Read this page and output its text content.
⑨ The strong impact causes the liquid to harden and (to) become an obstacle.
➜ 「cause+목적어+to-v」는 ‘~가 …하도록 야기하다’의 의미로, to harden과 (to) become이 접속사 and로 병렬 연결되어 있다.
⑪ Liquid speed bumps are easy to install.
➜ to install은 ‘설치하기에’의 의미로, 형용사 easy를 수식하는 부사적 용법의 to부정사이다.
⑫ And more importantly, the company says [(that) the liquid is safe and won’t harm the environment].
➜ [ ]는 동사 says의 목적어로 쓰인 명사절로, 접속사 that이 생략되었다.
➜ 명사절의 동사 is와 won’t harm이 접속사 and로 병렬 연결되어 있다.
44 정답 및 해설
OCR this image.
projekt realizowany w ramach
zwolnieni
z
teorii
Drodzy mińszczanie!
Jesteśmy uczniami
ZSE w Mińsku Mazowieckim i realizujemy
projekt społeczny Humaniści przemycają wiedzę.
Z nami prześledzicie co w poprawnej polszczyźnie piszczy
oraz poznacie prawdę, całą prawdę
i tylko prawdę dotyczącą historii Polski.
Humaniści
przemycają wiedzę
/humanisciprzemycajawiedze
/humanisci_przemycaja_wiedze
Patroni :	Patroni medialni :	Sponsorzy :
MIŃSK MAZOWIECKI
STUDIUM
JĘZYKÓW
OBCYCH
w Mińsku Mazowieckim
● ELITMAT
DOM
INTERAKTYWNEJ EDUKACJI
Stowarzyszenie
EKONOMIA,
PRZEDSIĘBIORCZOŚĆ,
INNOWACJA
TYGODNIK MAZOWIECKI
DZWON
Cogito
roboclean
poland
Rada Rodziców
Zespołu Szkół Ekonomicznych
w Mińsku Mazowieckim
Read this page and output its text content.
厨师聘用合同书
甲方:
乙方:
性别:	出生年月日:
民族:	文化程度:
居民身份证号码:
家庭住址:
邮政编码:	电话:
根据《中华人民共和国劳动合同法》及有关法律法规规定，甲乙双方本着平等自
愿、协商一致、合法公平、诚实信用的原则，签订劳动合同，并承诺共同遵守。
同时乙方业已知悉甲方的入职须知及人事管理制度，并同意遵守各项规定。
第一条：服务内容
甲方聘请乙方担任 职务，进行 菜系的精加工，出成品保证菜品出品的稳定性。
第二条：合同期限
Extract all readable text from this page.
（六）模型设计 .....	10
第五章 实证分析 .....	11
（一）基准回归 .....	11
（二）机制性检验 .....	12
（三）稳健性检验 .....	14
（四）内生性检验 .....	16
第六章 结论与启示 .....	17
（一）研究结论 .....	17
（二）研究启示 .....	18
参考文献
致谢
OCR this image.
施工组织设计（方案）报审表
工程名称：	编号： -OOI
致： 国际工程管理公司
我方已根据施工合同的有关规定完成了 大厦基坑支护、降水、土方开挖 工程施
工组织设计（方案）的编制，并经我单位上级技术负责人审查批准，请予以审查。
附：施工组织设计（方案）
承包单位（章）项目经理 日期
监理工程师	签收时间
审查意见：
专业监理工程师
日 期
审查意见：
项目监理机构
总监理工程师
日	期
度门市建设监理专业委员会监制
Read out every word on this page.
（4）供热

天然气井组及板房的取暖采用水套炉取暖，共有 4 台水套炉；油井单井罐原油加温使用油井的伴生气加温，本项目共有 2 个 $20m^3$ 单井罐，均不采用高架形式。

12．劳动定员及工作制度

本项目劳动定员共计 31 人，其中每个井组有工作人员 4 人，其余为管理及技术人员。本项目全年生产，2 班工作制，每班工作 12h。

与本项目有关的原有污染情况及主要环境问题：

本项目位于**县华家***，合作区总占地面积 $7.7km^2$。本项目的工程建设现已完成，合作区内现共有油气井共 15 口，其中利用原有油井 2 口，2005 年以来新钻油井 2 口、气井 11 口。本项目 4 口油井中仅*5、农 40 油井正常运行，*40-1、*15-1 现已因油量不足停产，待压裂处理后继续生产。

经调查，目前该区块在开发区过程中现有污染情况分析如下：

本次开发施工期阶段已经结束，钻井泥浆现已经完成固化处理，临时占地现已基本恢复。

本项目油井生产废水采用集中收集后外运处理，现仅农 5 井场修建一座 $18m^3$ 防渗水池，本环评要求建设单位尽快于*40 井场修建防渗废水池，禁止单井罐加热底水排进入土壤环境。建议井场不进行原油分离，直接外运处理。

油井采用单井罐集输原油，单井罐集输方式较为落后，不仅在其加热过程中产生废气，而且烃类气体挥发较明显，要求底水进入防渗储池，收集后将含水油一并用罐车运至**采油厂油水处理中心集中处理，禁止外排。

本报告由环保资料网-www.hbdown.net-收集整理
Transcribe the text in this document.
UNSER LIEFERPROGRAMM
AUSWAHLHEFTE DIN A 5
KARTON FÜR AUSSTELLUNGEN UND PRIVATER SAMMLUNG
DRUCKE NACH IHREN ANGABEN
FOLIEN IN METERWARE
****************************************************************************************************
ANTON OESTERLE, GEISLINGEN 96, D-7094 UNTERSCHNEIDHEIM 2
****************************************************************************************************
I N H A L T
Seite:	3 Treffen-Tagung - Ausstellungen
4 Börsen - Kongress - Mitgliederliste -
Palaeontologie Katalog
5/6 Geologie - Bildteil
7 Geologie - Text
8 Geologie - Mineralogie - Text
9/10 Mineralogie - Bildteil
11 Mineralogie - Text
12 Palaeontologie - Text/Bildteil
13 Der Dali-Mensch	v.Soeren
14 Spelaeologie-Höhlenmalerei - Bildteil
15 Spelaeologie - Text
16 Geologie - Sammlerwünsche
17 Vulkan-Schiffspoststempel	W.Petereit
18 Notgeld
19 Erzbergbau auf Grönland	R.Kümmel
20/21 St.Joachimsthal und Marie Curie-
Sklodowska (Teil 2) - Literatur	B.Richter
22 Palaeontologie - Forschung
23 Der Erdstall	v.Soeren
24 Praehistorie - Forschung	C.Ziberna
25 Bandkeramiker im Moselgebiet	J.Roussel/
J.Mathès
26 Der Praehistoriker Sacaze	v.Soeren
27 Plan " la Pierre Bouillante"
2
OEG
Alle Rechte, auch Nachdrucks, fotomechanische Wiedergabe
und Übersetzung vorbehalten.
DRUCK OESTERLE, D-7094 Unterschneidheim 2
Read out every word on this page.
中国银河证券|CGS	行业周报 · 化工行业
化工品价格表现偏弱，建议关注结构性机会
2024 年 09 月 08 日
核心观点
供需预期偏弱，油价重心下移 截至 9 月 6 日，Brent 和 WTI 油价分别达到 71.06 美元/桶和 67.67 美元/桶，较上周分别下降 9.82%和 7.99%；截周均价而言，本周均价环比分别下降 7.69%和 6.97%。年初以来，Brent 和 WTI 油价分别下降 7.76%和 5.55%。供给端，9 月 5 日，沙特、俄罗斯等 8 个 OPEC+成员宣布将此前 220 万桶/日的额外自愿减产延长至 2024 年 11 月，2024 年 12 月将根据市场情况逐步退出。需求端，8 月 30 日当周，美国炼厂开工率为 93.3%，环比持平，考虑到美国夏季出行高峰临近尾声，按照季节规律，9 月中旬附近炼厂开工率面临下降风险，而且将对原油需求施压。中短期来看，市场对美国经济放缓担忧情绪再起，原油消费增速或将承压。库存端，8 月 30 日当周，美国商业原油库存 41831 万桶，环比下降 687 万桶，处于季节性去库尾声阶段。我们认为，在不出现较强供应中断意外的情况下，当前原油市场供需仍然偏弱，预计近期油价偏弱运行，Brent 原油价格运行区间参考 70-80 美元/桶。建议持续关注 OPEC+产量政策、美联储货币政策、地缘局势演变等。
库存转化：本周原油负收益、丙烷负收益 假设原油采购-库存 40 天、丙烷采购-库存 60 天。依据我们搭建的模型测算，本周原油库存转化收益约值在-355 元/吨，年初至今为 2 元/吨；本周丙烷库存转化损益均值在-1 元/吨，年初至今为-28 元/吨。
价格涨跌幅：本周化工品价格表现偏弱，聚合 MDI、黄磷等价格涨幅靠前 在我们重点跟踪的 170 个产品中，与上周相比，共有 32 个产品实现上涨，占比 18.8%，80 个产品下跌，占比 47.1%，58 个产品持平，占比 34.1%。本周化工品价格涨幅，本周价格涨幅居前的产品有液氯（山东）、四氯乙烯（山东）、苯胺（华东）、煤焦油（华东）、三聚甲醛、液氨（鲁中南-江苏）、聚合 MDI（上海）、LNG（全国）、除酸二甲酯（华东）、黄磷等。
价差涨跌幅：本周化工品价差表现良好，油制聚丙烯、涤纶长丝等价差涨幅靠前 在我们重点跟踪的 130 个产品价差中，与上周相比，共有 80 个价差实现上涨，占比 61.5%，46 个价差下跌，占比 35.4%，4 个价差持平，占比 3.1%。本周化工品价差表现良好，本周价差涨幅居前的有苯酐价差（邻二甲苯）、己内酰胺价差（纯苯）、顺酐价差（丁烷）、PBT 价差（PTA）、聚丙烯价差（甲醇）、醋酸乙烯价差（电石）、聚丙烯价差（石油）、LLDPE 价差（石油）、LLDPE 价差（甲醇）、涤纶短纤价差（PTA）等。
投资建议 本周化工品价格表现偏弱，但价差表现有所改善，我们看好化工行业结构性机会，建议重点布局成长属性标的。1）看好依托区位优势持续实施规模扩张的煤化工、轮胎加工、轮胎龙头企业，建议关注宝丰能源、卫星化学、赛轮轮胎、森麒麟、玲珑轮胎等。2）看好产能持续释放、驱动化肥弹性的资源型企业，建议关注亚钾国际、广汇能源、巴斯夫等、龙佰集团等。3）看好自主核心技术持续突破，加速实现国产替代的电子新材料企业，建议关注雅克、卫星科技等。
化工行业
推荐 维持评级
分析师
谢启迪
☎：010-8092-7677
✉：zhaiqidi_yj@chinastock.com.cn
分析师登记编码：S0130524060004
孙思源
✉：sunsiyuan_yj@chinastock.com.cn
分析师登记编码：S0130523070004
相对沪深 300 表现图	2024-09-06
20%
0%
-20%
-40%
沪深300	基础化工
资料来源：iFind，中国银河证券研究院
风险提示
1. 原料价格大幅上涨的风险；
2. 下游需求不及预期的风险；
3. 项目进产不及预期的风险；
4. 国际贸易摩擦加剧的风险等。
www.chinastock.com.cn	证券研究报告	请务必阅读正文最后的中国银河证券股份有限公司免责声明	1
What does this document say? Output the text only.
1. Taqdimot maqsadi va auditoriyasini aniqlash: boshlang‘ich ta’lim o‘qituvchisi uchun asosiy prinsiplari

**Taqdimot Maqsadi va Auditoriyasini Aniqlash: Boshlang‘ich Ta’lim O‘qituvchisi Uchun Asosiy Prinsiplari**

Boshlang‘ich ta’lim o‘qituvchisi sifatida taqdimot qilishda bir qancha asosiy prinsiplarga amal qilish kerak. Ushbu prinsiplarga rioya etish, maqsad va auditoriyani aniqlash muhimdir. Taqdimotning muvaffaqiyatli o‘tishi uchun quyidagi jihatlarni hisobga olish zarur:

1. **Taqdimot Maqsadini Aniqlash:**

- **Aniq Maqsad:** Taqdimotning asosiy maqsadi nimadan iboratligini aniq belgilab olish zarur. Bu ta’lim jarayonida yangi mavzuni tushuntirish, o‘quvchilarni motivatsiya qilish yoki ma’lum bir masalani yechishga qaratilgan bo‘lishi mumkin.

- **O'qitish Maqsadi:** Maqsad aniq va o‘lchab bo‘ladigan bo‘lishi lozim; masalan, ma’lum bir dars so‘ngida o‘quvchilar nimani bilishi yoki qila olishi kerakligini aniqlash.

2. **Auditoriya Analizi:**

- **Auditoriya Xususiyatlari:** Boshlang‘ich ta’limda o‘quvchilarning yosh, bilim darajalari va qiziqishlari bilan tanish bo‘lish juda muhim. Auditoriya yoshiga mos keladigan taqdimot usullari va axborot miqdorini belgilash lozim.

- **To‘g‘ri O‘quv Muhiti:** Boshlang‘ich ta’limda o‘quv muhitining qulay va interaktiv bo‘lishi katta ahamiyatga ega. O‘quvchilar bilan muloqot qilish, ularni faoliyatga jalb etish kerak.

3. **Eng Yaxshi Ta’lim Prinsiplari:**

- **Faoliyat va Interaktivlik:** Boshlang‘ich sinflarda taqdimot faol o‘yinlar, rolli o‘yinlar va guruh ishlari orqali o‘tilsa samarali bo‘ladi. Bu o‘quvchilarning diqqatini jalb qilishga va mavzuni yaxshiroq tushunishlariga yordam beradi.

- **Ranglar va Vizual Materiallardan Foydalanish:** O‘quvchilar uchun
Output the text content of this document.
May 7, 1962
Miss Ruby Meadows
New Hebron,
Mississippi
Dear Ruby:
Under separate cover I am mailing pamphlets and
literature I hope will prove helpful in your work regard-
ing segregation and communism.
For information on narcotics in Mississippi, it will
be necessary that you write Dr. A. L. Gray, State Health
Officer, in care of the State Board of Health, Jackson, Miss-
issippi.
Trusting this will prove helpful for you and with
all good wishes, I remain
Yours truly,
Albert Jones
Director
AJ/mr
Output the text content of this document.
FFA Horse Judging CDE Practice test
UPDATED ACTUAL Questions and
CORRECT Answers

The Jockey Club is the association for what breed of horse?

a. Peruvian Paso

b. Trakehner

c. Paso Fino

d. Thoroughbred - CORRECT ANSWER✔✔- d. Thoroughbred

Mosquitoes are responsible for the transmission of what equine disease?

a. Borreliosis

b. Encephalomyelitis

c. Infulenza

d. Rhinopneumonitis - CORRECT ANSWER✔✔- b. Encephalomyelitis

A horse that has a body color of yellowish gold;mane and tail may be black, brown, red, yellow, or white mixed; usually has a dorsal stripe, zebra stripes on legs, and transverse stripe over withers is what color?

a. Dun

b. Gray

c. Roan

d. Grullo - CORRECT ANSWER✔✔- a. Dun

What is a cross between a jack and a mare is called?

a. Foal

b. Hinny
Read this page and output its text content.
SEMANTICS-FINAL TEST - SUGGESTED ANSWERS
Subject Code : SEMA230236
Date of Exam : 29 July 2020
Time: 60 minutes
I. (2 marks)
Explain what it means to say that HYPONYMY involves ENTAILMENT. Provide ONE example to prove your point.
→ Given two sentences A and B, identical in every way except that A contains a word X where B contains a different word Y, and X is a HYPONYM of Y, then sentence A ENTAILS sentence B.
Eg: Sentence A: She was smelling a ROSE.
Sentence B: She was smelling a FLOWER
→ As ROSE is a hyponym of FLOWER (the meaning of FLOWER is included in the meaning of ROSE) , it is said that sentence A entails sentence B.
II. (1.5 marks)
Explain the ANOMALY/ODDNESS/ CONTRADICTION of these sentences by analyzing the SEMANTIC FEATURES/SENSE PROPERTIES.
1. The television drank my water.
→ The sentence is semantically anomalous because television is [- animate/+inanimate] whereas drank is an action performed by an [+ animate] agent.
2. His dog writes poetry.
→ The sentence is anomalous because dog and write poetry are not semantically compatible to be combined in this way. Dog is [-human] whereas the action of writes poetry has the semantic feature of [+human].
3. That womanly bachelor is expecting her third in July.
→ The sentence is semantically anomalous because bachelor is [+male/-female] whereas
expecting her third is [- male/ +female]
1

• • • • • • •

Look through the listing above. Pick out each line with "whereas" and copy it.

→ The sentence is semantically anomalous because television is [- animate/+inanimate] whereas drank is an action performed by an [+ animate] agent.
→ The sentence is anomalous because dog and write poetry are not semantically compatible to be combined in this way. Dog is [-human] whereas the action of writes poetry has the semantic feature of [+human].
→ The sentence is semantically anomalous because bachelor is [+male/-female] whereas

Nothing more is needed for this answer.